# Task objective:
Can you output the records below exactly as they are written?

— Begin —

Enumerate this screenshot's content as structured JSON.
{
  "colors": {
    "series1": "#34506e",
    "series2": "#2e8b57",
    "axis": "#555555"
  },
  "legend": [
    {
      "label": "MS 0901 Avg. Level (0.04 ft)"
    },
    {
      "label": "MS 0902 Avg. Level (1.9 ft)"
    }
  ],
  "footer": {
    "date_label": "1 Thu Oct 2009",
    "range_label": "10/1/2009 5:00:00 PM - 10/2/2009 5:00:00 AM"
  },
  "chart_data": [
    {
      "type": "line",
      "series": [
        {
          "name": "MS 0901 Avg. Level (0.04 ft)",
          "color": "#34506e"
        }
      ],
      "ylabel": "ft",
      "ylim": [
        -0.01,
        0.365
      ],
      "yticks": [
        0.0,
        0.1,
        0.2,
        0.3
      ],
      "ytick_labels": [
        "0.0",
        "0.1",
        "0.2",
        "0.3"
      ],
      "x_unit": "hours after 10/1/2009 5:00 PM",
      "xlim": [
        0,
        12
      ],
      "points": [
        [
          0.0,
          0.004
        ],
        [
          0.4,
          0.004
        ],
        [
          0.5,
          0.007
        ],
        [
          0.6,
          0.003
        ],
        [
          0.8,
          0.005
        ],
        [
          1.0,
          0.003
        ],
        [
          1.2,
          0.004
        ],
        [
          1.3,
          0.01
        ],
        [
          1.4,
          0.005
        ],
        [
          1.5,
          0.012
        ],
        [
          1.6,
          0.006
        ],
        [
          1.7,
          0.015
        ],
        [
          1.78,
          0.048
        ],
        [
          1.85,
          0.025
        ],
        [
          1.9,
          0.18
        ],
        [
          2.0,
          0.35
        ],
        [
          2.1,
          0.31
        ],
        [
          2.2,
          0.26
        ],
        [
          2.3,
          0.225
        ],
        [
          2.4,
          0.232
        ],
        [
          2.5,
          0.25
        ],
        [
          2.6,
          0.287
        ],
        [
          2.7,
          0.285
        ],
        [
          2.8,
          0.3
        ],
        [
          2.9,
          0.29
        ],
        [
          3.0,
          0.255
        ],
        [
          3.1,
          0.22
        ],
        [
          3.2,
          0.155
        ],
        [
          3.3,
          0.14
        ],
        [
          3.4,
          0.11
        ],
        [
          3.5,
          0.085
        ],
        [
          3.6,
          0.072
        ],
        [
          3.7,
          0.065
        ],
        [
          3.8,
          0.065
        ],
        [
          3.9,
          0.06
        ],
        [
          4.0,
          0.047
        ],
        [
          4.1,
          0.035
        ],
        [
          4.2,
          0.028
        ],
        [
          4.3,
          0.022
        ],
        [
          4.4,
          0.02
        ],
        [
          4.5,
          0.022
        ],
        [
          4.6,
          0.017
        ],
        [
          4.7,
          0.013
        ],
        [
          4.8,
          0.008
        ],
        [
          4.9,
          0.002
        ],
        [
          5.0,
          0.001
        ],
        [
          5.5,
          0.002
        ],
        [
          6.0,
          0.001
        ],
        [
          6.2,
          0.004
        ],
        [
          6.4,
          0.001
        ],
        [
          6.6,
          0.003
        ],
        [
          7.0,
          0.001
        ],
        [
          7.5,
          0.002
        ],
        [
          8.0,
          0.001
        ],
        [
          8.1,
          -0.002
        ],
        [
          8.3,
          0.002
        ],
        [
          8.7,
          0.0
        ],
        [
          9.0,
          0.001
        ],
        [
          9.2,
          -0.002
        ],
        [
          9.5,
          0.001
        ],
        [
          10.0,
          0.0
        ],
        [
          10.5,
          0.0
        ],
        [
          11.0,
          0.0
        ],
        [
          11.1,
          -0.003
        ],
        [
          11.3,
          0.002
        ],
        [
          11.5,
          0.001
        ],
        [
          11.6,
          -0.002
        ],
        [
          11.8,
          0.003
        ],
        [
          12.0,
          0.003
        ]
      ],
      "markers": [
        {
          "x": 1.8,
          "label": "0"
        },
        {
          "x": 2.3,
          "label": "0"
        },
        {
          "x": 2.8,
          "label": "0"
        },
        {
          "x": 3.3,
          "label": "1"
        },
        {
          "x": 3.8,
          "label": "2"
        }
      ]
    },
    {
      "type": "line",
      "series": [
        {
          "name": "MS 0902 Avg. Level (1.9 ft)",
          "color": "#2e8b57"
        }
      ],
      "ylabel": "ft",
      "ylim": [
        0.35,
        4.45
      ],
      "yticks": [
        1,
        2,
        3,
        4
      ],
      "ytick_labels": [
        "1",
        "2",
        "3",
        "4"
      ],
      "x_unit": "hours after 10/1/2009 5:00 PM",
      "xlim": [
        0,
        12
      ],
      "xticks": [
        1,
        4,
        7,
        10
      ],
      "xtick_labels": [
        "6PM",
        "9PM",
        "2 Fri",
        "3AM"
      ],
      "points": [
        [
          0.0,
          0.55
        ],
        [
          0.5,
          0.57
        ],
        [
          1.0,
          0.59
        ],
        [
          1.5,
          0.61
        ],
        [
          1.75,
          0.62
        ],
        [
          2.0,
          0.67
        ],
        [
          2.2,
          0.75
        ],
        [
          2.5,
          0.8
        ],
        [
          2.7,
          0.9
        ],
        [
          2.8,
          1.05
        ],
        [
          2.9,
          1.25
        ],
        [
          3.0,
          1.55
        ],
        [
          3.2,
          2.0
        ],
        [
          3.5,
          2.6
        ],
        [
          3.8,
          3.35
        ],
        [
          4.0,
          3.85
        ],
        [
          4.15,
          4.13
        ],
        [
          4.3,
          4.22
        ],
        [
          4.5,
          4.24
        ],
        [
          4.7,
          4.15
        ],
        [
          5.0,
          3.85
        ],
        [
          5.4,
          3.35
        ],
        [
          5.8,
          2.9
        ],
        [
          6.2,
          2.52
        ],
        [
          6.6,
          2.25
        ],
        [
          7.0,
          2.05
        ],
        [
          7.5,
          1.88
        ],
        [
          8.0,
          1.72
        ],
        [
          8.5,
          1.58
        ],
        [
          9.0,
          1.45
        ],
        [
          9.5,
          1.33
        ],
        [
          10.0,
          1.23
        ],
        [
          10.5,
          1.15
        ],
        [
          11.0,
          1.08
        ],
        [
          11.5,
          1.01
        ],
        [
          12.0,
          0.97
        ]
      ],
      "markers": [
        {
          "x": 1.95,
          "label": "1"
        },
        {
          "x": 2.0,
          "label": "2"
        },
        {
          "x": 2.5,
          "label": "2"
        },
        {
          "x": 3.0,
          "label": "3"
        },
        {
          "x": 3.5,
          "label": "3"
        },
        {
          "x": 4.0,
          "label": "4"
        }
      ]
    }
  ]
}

— End —

# Full answer:
Enumerate this screenshot's content as structured JSON.
{
  "colors": {
    "series1": "#34506e",
    "series2": "#2e8b57",
    "axis": "#555555"
  },
  "legend": [
    {
      "label": "MS 0901 Avg. Level (0.04 ft)"
    },
    {
      "label": "MS 0902 Avg. Level (1.9 ft)"
    }
  ],
  "footer": {
    "date_label": "1 Thu Oct 2009",
    "range_label": "10/1/2009 5:00:00 PM - 10/2/2009 5:00:00 AM"
  },
  "chart_data": [
    {
      "type": "line",
      "series": [
        {
          "name": "MS 0901 Avg. Level (0.04 ft)",
          "color": "#34506e"
        }
      ],
      "ylabel": "ft",
      "ylim": [
        -0.01,
        0.365
      ],
      "yticks": [
        0.0,
        0.1,
        0.2,
        0.3
      ],
      "ytick_labels": [
        "0.0",
        "0.1",
        "0.2",
        "0.3"
      ],
      "x_unit": "hours after 10/1/2009 5:00 PM",
      "xlim": [
        0,
        12
      ],
      "points": [
        [
          0.0,
          0.004
        ],
        [
          0.4,
          0.004
        ],
        [
          0.5,
          0.007
        ],
        [
          0.6,
          0.003
        ],
        [
          0.8,
          0.005
        ],
        [
          1.0,
          0.003
        ],
        [
          1.2,
          0.004
        ],
        [
          1.3,
          0.01
        ],
        [
          1.4,
          0.005
        ],
        [
          1.5,
          0.012
        ],
        [
          1.6,
          0.006
        ],
        [
          1.7,
          0.015
        ],
        [
          1.78,
          0.048
        ],
        [
          1.85,
          0.025
        ],
        [
          1.9,
          0.18
        ],
        [
          2.0,
          0.35
        ],
        [
          2.1,
          0.31
        ],
        [
          2.2,
          0.26
        ],
        [
          2.3,
          0.225
        ],
        [
          2.4,
          0.232
        ],
        [
          2.5,
          0.25
        ],
        [
          2.6,
          0.287
        ],
        [
          2.7,
          0.285
        ],
        [
          2.8,
          0.3
        ],
        [
          2.9,
          0.29
        ],
        [
          3.0,
          0.255
        ],
        [
          3.1,
          0.22
        ],
        [
          3.2,
          0.155
        ],
        [
          3.3,
          0.14
        ],
        [
          3.4,
          0.11
        ],
        [
          3.5,
          0.085
        ],
        [
          3.6,
          0.072
        ],
        [
          3.7,
          0.065
        ],
        [
          3.8,
          0.065
        ],
        [
          3.9,
          0.06
        ],
        [
          4.0,
          0.047
        ],
        [
          4.1,
          0.035
        ],
        [
          4.2,
          0.028
        ],
        [
          4.3,
          0.022
        ],
        [
          4.4,
          0.02
        ],
        [
          4.5,
          0.022
        ],
        [
          4.6,
          0.017
        ],
        [
          4.7,
          0.013
        ],
        [
          4.8,
          0.008
        ],
        [
          4.9,
          0.002
        ],
        [
          5.0,
          0.001
        ],
        [
          5.5,
          0.002
        ],
        [
          6.0,
          0.001
        ],
        [
          6.2,
          0.004
        ],
        [
          6.4,
          0.001
        ],
        [
          6.6,
          0.003
        ],
        [
          7.0,
          0.001
        ],
        [
          7.5,
          0.002
        ],
        [
          8.0,
          0.001
        ],
        [
          8.1,
          -0.002
        ],
        [
          8.3,
          0.002
        ],
        [
          8.7,
          0.0
        ],
        [
          9.0,
          0.001
        ],
        [
          9.2,
          -0.002
        ],
        [
          9.5,
          0.001
        ],
        [
          10.0,
          0.0
        ],
        [
          10.5,
          0.0
        ],
        [
          11.0,
          0.0
        ],
        [
          11.1,
          -0.003
        ],
        [
          11.3,
          0.002
        ],
        [
          11.5,
          0.001
        ],
        [
          11.6,
          -0.002
        ],
        [
          11.8,
          0.003
        ],
        [
          12.0,
          0.003
        ]
      ],
      "markers": [
        {
          "x": 1.8,
          "label": "0"
        },
        {
          "x": 2.3,
          "label": "0"
        },
        {
          "x": 2.8,
          "label": "0"
        },
        {
          "x": 3.3,
          "label": "1"
        },
        {
          "x": 3.8,
          "label": "2"
        }
      ]
    },
    {
      "type": "line",
      "series": [
        {
          "name": "MS 0902 Avg. Level (1.9 ft)",
          "color": "#2e8b57"
        }
      ],
      "ylabel": "ft",
      "ylim": [
        0.35,
        4.45
      ],
      "yticks": [
        1,
        2,
        3,
        4
      ],
      "ytick_labels": [
        "1",
        "2",
        "3",
        "4"
      ],
      "x_unit": "hours after 10/1/2009 5:00 PM",
      "xlim": [
        0,
        12
      ],
      "xticks": [
        1,
        4,
        7,
        10
      ],
      "xtick_labels": [
        "6PM",
        "9PM",
        "2 Fri",
        "3AM"
      ],
      "points": [
        [
          0.0,
          0.55
        ],
        [
          0.5,
          0.57
        ],
        [
          1.0,
          0.59
        ],
        [
          1.5,
          0.61
        ],
        [
          1.75,
          0.62
        ],
        [
          2.0,
          0.67
        ],
        [
          2.2,
          0.75
        ],
        [
          2.5,
          0.8
        ],
        [
          2.7,
          0.9
        ],
        [
          2.8,
          1.05
        ],
        [
          2.9,
          1.25
        ],
        [
          3.0,
          1.55
        ],
        [
          3.2,
          2.0
        ],
        [
          3.5,
          2.6
        ],
        [
          3.8,
          3.35
        ],
        [
          4.0,
          3.85
        ],
        [
          4.15,
          4.13
        ],
        [
          4.3,
          4.22
        ],
        [
          4.5,
          4.24
        ],
        [
          4.7,
          4.15
        ],
        [
          5.0,
          3.85
        ],
        [
          5.4,
          3.35
        ],
        [
          5.8,
          2.9
        ],
        [
          6.2,
          2.52
        ],
        [
          6.6,
          2.25
        ],
        [
          7.0,
          2.05
        ],
        [
          7.5,
          1.88
        ],
        [
          8.0,
          1.72
        ],
        [
          8.5,
          1.58
        ],
        [
          9.0,
          1.45
        ],
        [
          9.5,
          1.33
        ],
        [
          10.0,
          1.23
        ],
        [
          10.5,
          1.15
        ],
        [
          11.0,
          1.08
        ],
        [
          11.5,
          1.01
        ],
        [
          12.0,
          0.97
        ]
      ],
      "markers": [
        {
          "x": 1.95,
          "label": "1"
        },
        {
          "x": 2.0,
          "label": "2"
        },
        {
          "x": 2.5,
          "label": "2"
        },
        {
          "x": 3.0,
          "label": "3"
        },
        {
          "x": 3.5,
          "label": "3"
        },
        {
          "x": 4.0,
          "label": "4"
        }
      ]
    }
  ]
}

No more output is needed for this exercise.